[Dataset items]
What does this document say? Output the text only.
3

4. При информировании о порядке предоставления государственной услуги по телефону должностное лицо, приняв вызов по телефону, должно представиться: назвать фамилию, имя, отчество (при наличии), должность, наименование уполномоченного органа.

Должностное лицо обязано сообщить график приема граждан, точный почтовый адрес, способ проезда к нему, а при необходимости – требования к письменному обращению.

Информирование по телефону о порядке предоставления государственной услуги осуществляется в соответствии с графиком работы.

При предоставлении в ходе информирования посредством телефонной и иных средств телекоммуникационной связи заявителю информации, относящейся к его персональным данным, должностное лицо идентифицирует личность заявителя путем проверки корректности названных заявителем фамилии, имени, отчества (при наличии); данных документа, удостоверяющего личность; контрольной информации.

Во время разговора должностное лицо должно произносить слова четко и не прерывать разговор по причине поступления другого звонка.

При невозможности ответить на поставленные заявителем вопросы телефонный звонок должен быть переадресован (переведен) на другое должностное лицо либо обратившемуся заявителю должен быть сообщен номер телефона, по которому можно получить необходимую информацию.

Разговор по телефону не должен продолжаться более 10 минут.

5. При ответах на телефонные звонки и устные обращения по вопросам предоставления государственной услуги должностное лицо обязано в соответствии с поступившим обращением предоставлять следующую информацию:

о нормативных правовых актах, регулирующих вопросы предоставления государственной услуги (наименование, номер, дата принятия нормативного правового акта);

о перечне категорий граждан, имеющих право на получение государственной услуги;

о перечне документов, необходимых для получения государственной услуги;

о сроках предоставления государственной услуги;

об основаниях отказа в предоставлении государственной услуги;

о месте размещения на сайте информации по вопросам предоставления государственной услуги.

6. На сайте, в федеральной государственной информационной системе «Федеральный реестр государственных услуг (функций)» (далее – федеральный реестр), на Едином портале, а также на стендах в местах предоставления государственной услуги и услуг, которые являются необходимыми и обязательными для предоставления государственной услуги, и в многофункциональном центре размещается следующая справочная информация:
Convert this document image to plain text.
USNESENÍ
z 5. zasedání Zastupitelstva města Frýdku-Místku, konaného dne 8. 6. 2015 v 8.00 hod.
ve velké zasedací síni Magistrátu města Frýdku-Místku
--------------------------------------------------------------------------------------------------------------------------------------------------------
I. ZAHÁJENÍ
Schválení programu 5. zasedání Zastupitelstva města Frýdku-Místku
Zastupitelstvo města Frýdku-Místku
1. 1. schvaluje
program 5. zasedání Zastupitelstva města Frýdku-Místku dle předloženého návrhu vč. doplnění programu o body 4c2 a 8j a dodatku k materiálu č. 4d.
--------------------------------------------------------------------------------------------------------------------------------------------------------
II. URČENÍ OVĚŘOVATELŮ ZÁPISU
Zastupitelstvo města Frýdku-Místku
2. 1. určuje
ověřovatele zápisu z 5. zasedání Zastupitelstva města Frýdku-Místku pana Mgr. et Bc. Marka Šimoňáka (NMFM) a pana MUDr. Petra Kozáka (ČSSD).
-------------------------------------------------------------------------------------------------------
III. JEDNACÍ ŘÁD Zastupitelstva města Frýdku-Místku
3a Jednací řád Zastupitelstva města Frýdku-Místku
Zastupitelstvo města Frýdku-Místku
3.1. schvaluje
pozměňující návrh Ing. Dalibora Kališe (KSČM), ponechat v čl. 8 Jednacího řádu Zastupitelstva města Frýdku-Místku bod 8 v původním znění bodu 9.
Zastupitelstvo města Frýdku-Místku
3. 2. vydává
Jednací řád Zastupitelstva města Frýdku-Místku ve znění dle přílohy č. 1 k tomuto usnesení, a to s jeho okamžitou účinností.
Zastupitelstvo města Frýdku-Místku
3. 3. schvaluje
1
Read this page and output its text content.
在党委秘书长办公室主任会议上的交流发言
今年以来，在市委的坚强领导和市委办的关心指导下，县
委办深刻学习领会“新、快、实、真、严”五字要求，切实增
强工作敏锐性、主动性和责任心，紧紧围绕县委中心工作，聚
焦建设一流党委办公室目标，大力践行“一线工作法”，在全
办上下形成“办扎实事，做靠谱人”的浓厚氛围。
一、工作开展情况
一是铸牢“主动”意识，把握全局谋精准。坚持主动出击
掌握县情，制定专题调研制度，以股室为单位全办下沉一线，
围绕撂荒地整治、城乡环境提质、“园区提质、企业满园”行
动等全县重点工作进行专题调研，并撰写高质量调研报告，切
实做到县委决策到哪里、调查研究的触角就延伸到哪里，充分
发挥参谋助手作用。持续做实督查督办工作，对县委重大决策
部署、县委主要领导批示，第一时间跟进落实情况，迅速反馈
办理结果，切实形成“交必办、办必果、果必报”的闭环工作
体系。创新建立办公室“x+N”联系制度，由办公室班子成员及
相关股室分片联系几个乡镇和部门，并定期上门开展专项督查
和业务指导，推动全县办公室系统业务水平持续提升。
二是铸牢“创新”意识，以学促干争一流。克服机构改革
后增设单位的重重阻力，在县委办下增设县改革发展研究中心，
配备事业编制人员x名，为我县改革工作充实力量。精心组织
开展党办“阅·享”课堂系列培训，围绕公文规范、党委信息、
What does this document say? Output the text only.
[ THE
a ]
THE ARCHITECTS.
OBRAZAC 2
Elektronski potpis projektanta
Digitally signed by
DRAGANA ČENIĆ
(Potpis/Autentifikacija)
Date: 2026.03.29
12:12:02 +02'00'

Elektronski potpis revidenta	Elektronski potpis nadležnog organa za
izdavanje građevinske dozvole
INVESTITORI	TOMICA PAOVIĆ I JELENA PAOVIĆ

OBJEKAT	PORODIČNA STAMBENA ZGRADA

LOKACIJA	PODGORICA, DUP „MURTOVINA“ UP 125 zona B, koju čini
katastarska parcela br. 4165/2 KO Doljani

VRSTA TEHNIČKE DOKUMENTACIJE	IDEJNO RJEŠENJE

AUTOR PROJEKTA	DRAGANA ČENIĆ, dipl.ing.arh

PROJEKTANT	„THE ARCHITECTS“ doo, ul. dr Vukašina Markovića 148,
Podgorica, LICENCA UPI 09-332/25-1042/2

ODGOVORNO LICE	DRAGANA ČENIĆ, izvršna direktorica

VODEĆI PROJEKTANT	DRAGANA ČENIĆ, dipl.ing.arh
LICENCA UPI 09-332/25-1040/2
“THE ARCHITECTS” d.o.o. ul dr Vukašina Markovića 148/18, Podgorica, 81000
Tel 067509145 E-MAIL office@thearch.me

» GOAL
Pick out all lines containing the string "ČENIĆ".

» REPLY
DRAGANA ČENIĆ
AUTOR PROJEKTA	DRAGANA ČENIĆ, dipl.ing.arh
ODGOVORNO LICE	DRAGANA ČENIĆ, izvršna direktorica
VODEĆI PROJEKTANT	DRAGANA ČENIĆ, dipl.ing.arh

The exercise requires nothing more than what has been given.